▶ **Requirement**
Transcribe the entries exactly; images are not part of the copy.

══════════════════════════════

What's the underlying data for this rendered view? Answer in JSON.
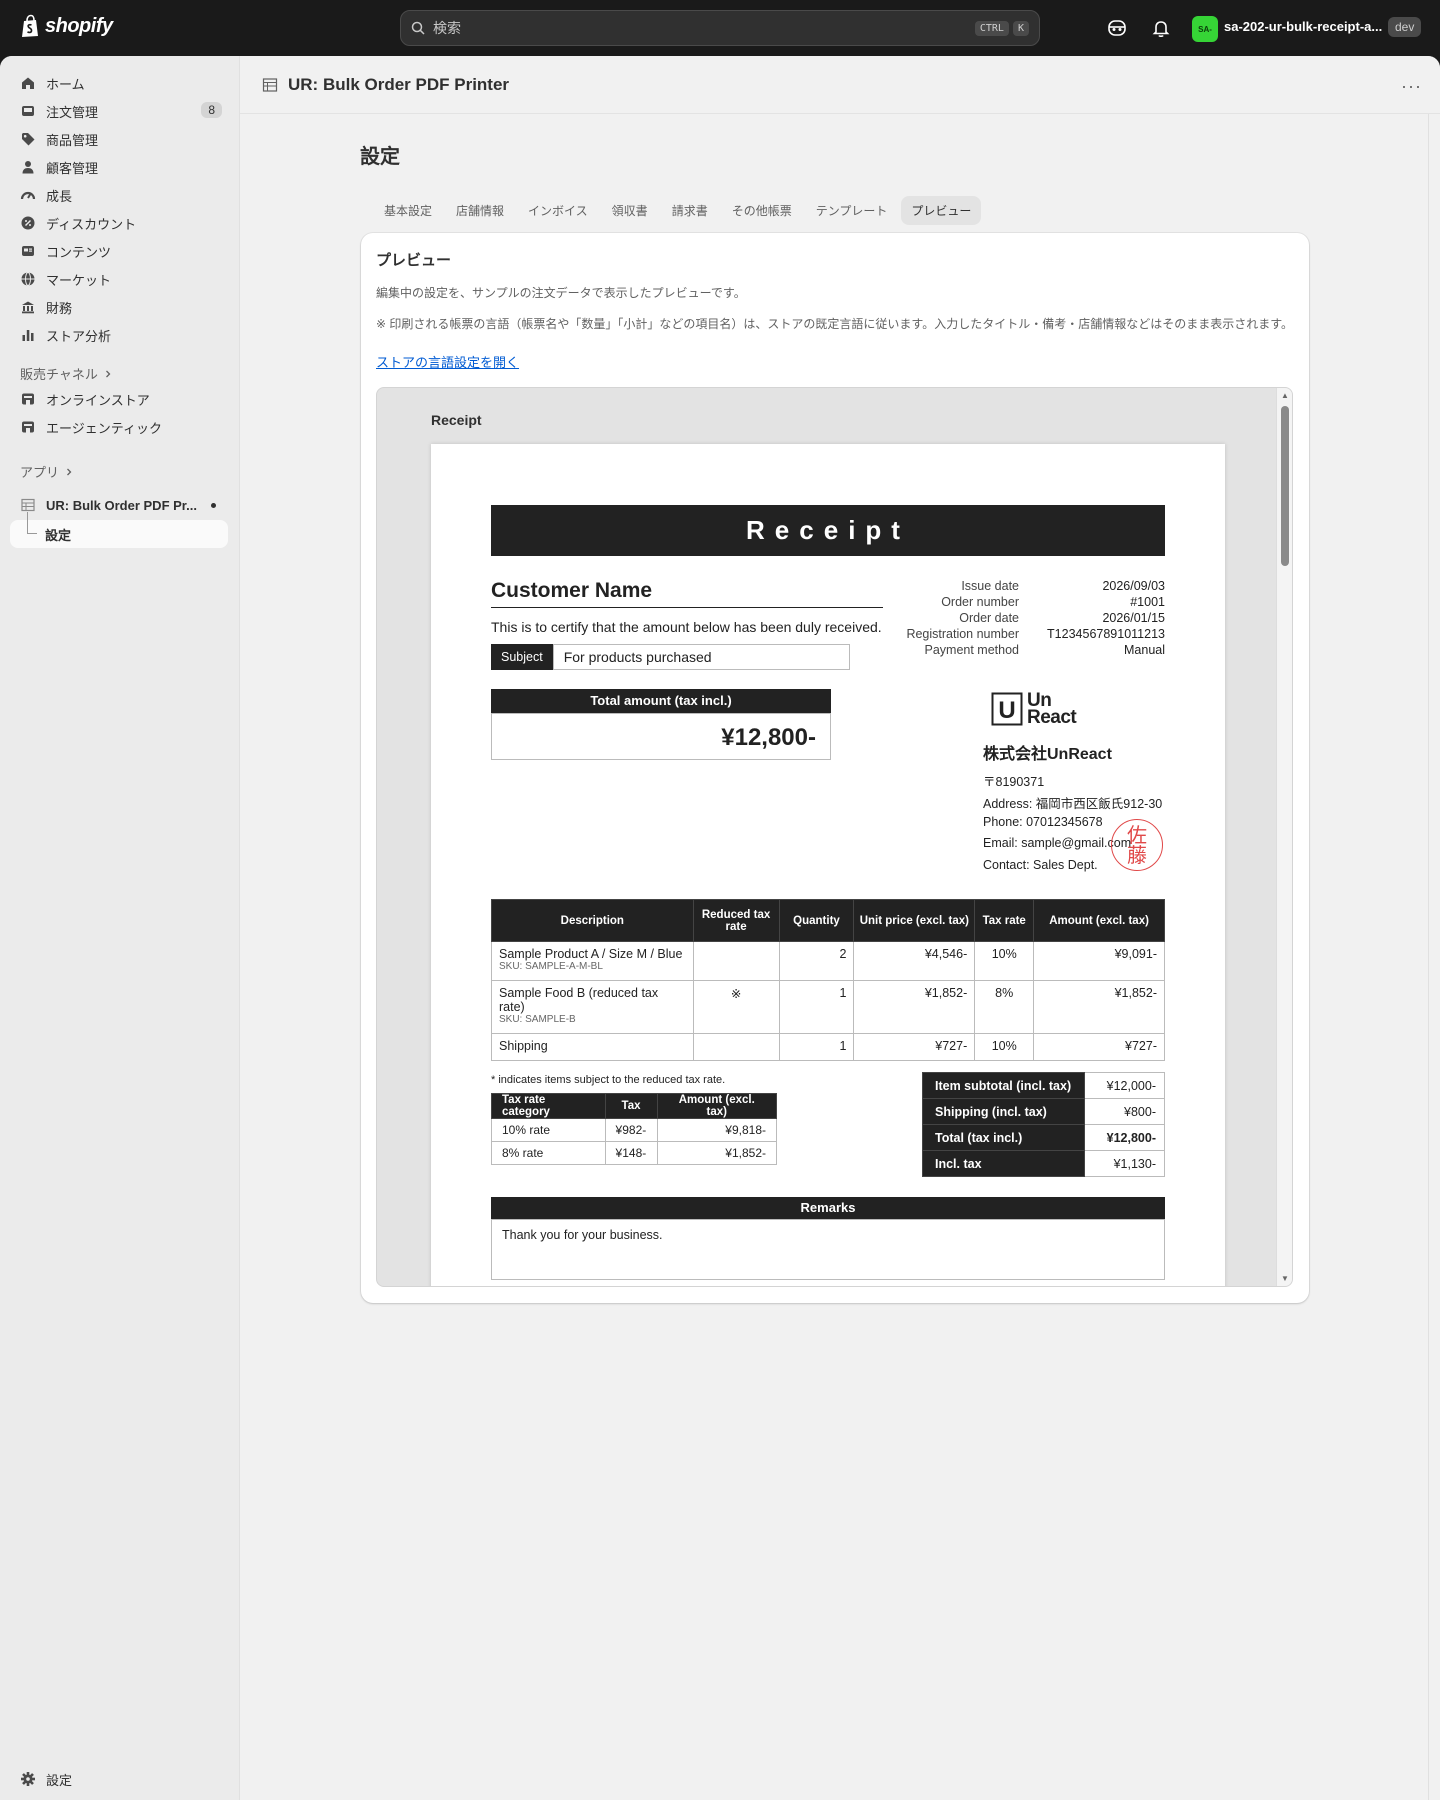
{
  "topbar": {
    "brand": "shopify",
    "search_placeholder": "検索",
    "shortcut_ctrl": "CTRL",
    "shortcut_k": "K",
    "store_initials": "SA-",
    "store_name": "sa-202-ur-bulk-receipt-a...",
    "env_badge": "dev"
  },
  "sidebar": {
    "items": [
      {
        "label": "ホーム",
        "icon": "home-icon"
      },
      {
        "label": "注文管理",
        "icon": "inbox-icon",
        "count": "8"
      },
      {
        "label": "商品管理",
        "icon": "tag-icon"
      },
      {
        "label": "顧客管理",
        "icon": "person-icon"
      },
      {
        "label": "成長",
        "icon": "gauge-icon"
      },
      {
        "label": "ディスカウント",
        "icon": "discount-icon"
      },
      {
        "label": "コンテンツ",
        "icon": "content-icon"
      },
      {
        "label": "マーケット",
        "icon": "globe-icon"
      },
      {
        "label": "財務",
        "icon": "bank-icon"
      },
      {
        "label": "ストア分析",
        "icon": "analytics-icon"
      }
    ],
    "sales_channels_label": "販売チャネル",
    "channels": [
      {
        "label": "オンラインストア",
        "icon": "store-icon"
      },
      {
        "label": "エージェンティック",
        "icon": "store-icon"
      }
    ],
    "apps_label": "アプリ",
    "app_name": "UR: Bulk Order PDF Pr...",
    "app_sub": "設定",
    "settings_label": "設定"
  },
  "header": {
    "app_title": "UR: Bulk Order PDF Printer",
    "more": "···"
  },
  "page": {
    "title": "設定",
    "tabs": [
      "基本設定",
      "店舗情報",
      "インボイス",
      "領収書",
      "請求書",
      "その他帳票",
      "テンプレート",
      "プレビュー"
    ],
    "active_tab": "プレビュー"
  },
  "card": {
    "title": "プレビュー",
    "desc": "編集中の設定を、サンプルの注文データで表示したプレビューです。",
    "note": "※ 印刷される帳票の言語（帳票名や「数量」「小計」などの項目名）は、ストアの既定言語に従います。入力したタイトル・備考・店舗情報などはそのまま表示されます。",
    "link": "ストアの言語設定を開く",
    "preview_label": "Receipt"
  },
  "receipt": {
    "title": "Receipt",
    "customer": "Customer Name",
    "certify": "This is to certify that the amount below has been duly received.",
    "subject_label": "Subject",
    "subject_value": "For products purchased",
    "meta": [
      {
        "k": "Issue date",
        "v": "2026/09/03"
      },
      {
        "k": "Order number",
        "v": "#1001"
      },
      {
        "k": "Order date",
        "v": "2026/01/15"
      },
      {
        "k": "Registration number",
        "v": "T1234567891011213"
      },
      {
        "k": "Payment method",
        "v": "Manual"
      }
    ],
    "total_label": "Total amount (tax incl.)",
    "total_value": "¥12,800-",
    "logo_line1": "Un",
    "logo_line2": "React",
    "logo_mark": "U",
    "company": "株式会社UnReact",
    "postal": "〒8190371",
    "address": "Address: 福岡市西区飯氏912-30",
    "phone": "Phone: 07012345678",
    "email": "Email: sample@gmail.com",
    "contact": "Contact: Sales Dept.",
    "seal_top": "佐",
    "seal_bottom": "藤",
    "columns": [
      "Description",
      "Reduced tax rate",
      "Quantity",
      "Unit price (excl. tax)",
      "Tax rate",
      "Amount (excl. tax)"
    ],
    "rows": [
      {
        "desc": "Sample Product A / Size M / Blue",
        "sku": "SKU: SAMPLE-A-M-BL",
        "reduced": "",
        "qty": "2",
        "unit": "¥4,546-",
        "rate": "10%",
        "amount": "¥9,091-"
      },
      {
        "desc": "Sample Food B (reduced tax rate)",
        "sku": "SKU: SAMPLE-B",
        "reduced": "※",
        "qty": "1",
        "unit": "¥1,852-",
        "rate": "8%",
        "amount": "¥1,852-"
      },
      {
        "desc": "Shipping",
        "sku": "",
        "reduced": "",
        "qty": "1",
        "unit": "¥727-",
        "rate": "10%",
        "amount": "¥727-"
      }
    ],
    "footnote": "* indicates items subject to the reduced tax rate.",
    "tax_columns": [
      "Tax rate category",
      "Tax",
      "Amount (excl. tax)"
    ],
    "tax_rows": [
      {
        "cat": "10% rate",
        "tax": "¥982-",
        "amt": "¥9,818-"
      },
      {
        "cat": "8% rate",
        "tax": "¥148-",
        "amt": "¥1,852-"
      }
    ],
    "summary": [
      {
        "k": "Item subtotal (incl. tax)",
        "v": "¥12,000-"
      },
      {
        "k": "Shipping (incl. tax)",
        "v": "¥800-"
      },
      {
        "k": "Total (tax incl.)",
        "v": "¥12,800-"
      },
      {
        "k": "Incl. tax",
        "v": "¥1,130-"
      }
    ],
    "remarks_label": "Remarks",
    "remarks_text": "Thank you for your business."
  }
}
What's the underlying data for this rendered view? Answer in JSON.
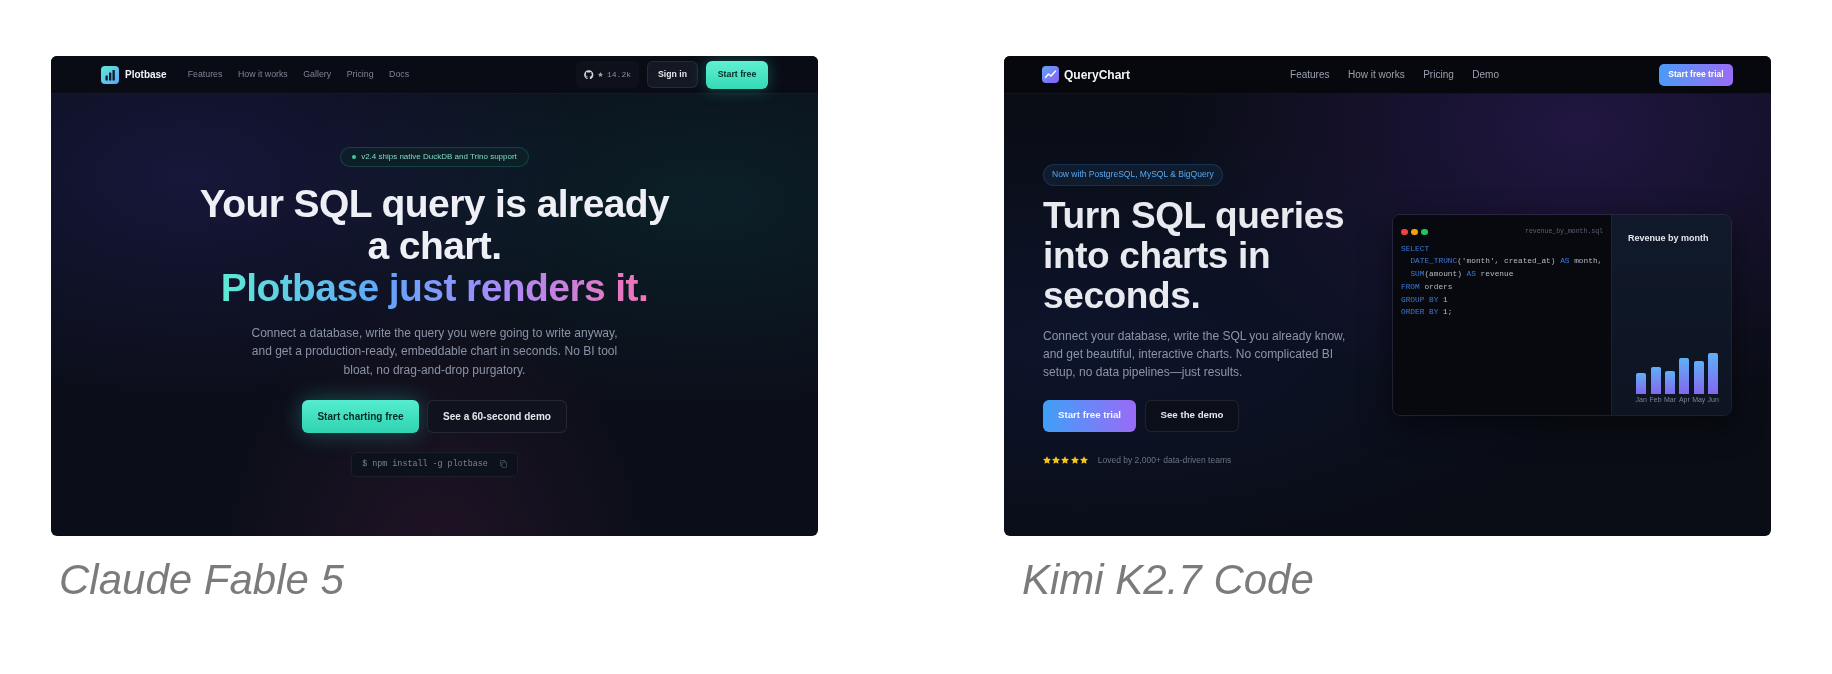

══════════════════════════════

▶ **Answer to the exercise**
What's the underlying data for this rendered view? Answer in JSON.
{
  "topbar": {
    "brand": "shopify",
    "search_placeholder": "検索",
    "shortcut_ctrl": "CTRL",
    "shortcut_k": "K",
    "store_initials": "SA-",
    "store_name": "sa-202-ur-bulk-receipt-a...",
    "env_badge": "dev"
  },
  "sidebar": {
    "items": [
      {
        "label": "ホーム",
        "icon": "home-icon"
      },
      {
        "label": "注文管理",
        "icon": "inbox-icon",
        "count": "8"
      },
      {
        "label": "商品管理",
        "icon": "tag-icon"
      },
      {
        "label": "顧客管理",
        "icon": "person-icon"
      },
      {
        "label": "成長",
        "icon": "gauge-icon"
      },
      {
        "label": "ディスカウント",
        "icon": "discount-icon"
      },
      {
        "label": "コンテンツ",
        "icon": "content-icon"
      },
      {
        "label": "マーケット",
        "icon": "globe-icon"
      },
      {
        "label": "財務",
        "icon": "bank-icon"
      },
      {
        "label": "ストア分析",
        "icon": "analytics-icon"
      }
    ],
    "sales_channels_label": "販売チャネル",
    "channels": [
      {
        "label": "オンラインストア",
        "icon": "store-icon"
      },
      {
        "label": "エージェンティック",
        "icon": "store-icon"
      }
    ],
    "apps_label": "アプリ",
    "app_name": "UR: Bulk Order PDF Pr...",
    "app_sub": "設定",
    "settings_label": "設定"
  },
  "header": {
    "app_title": "UR: Bulk Order PDF Printer",
    "more": "···"
  },
  "page": {
    "title": "設定",
    "tabs": [
      "基本設定",
      "店舗情報",
      "インボイス",
      "領収書",
      "請求書",
      "その他帳票",
      "テンプレート",
      "プレビュー"
    ],
    "active_tab": "プレビュー"
  },
  "card": {
    "title": "プレビュー",
    "desc": "編集中の設定を、サンプルの注文データで表示したプレビューです。",
    "note": "※ 印刷される帳票の言語（帳票名や「数量」「小計」などの項目名）は、ストアの既定言語に従います。入力したタイトル・備考・店舗情報などはそのまま表示されます。",
    "link": "ストアの言語設定を開く",
    "preview_label": "Receipt"
  },
  "receipt": {
    "title": "Receipt",
    "customer": "Customer Name",
    "certify": "This is to certify that the amount below has been duly received.",
    "subject_label": "Subject",
    "subject_value": "For products purchased",
    "meta": [
      {
        "k": "Issue date",
        "v": "2026/09/03"
      },
      {
        "k": "Order number",
        "v": "#1001"
      },
      {
        "k": "Order date",
        "v": "2026/01/15"
      },
      {
        "k": "Registration number",
        "v": "T1234567891011213"
      },
      {
        "k": "Payment method",
        "v": "Manual"
      }
    ],
    "total_label": "Total amount (tax incl.)",
    "total_value": "¥12,800-",
    "logo_line1": "Un",
    "logo_line2": "React",
    "logo_mark": "U",
    "company": "株式会社UnReact",
    "postal": "〒8190371",
    "address": "Address: 福岡市西区飯氏912-30",
    "phone": "Phone: 07012345678",
    "email": "Email: sample@gmail.com",
    "contact": "Contact: Sales Dept.",
    "seal_top": "佐",
    "seal_bottom": "藤",
    "columns": [
      "Description",
      "Reduced tax rate",
      "Quantity",
      "Unit price (excl. tax)",
      "Tax rate",
      "Amount (excl. tax)"
    ],
    "rows": [
      {
        "desc": "Sample Product A / Size M / Blue",
        "sku": "SKU: SAMPLE-A-M-BL",
        "reduced": "",
        "qty": "2",
        "unit": "¥4,546-",
        "rate": "10%",
        "amount": "¥9,091-"
      },
      {
        "desc": "Sample Food B (reduced tax rate)",
        "sku": "SKU: SAMPLE-B",
        "reduced": "※",
        "qty": "1",
        "unit": "¥1,852-",
        "rate": "8%",
        "amount": "¥1,852-"
      },
      {
        "desc": "Shipping",
        "sku": "",
        "reduced": "",
        "qty": "1",
        "unit": "¥727-",
        "rate": "10%",
        "amount": "¥727-"
      }
    ],
    "footnote": "* indicates items subject to the reduced tax rate.",
    "tax_columns": [
      "Tax rate category",
      "Tax",
      "Amount (excl. tax)"
    ],
    "tax_rows": [
      {
        "cat": "10% rate",
        "tax": "¥982-",
        "amt": "¥9,818-"
      },
      {
        "cat": "8% rate",
        "tax": "¥148-",
        "amt": "¥1,852-"
      }
    ],
    "summary": [
      {
        "k": "Item subtotal (incl. tax)",
        "v": "¥12,000-"
      },
      {
        "k": "Shipping (incl. tax)",
        "v": "¥800-"
      },
      {
        "k": "Total (tax incl.)",
        "v": "¥12,800-"
      },
      {
        "k": "Incl. tax",
        "v": "¥1,130-"
      }
    ],
    "remarks_label": "Remarks",
    "remarks_text": "Thank you for your business."
  }
}
What's the underlying data for this rendered view? Answer in JSON.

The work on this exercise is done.